#### EXERCISE MATERIAL
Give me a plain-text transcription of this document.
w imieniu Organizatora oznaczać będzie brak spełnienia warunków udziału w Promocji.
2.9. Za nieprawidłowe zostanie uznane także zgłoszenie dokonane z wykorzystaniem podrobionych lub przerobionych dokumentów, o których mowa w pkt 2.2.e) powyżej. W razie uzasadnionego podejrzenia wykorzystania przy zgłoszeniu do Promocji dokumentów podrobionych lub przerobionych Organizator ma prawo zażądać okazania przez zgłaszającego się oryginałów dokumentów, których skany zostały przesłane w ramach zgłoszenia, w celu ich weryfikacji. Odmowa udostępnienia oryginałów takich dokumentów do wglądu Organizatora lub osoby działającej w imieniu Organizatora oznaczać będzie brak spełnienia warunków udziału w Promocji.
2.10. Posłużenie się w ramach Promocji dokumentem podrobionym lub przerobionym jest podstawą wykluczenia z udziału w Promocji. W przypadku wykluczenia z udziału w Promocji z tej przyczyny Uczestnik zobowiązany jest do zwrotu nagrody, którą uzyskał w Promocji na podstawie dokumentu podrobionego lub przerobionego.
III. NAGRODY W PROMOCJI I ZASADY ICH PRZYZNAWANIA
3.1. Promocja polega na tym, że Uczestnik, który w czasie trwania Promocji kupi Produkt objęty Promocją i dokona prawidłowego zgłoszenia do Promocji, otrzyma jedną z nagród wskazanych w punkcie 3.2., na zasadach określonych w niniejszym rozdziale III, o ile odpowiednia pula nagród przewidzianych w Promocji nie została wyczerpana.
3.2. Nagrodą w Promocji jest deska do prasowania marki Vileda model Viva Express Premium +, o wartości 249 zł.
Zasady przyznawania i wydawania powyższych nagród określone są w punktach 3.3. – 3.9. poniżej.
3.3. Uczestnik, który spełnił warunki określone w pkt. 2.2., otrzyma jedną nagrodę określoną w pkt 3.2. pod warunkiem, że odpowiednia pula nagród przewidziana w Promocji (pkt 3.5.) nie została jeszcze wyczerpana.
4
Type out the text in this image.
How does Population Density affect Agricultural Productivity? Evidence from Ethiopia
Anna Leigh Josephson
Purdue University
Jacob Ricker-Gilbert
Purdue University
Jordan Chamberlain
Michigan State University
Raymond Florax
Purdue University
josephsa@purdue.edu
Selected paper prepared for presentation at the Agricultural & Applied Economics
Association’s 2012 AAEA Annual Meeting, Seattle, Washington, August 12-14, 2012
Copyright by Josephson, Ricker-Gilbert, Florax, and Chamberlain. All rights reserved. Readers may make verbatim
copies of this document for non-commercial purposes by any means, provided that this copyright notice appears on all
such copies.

#### WHAT TO WORK ON
Count up every line above that has the word "będzie" in it; answer with the number alone.

#### FULL RESPONSE
2